* START EXERCISE DATA *

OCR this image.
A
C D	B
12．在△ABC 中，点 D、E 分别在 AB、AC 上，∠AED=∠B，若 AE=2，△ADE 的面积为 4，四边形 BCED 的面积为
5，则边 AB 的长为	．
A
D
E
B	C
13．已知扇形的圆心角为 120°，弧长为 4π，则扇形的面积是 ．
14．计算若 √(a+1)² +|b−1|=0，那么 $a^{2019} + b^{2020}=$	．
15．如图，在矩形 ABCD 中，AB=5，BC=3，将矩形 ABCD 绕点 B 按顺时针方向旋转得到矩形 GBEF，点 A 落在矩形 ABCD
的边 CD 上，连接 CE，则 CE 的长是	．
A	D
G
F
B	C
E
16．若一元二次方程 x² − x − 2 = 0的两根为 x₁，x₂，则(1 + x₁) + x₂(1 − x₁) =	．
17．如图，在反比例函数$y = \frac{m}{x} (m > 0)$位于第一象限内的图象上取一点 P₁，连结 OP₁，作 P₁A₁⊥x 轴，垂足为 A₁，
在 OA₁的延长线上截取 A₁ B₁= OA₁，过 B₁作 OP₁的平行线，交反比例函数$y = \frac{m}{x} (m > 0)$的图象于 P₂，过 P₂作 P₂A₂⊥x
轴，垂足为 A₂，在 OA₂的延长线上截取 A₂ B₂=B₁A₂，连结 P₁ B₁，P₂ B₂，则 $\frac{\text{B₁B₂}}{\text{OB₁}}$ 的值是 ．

* END EXERCISE DATA *

PROBLEM STATEMENT:
Transcribe every entry word for word.

FULL OUTPUT:
OCR this image.
A
C D	B
12．在△ABC 中，点 D、E 分别在 AB、AC 上，∠AED=∠B，若 AE=2，△ADE 的面积为 4，四边形 BCED 的面积为
5，则边 AB 的长为	．
A
D
E
B	C
13．已知扇形的圆心角为 120°，弧长为 4π，则扇形的面积是 ．
14．计算若 √(a+1)² +|b−1|=0，那么 $a^{2019} + b^{2020}=$	．
15．如图，在矩形 ABCD 中，AB=5，BC=3，将矩形 ABCD 绕点 B 按顺时针方向旋转得到矩形 GBEF，点 A 落在矩形 ABCD
的边 CD 上，连接 CE，则 CE 的长是	．
A	D
G
F
B	C
E
16．若一元二次方程 x² − x − 2 = 0的两根为 x₁，x₂，则(1 + x₁) + x₂(1 − x₁) =	．
17．如图，在反比例函数$y = \frac{m}{x} (m > 0)$位于第一象限内的图象上取一点 P₁，连结 OP₁，作 P₁A₁⊥x 轴，垂足为 A₁，
在 OA₁的延长线上截取 A₁ B₁= OA₁，过 B₁作 OP₁的平行线，交反比例函数$y = \frac{m}{x} (m > 0)$的图象于 P₂，过 P₂作 P₂A₂⊥x
轴，垂足为 A₂，在 OA₂的延长线上截取 A₂ B₂=B₁A₂，连结 P₁ B₁，P₂ B₂，则 $\frac{\text{B₁B₂}}{\text{OB₁}}$ 的值是 ．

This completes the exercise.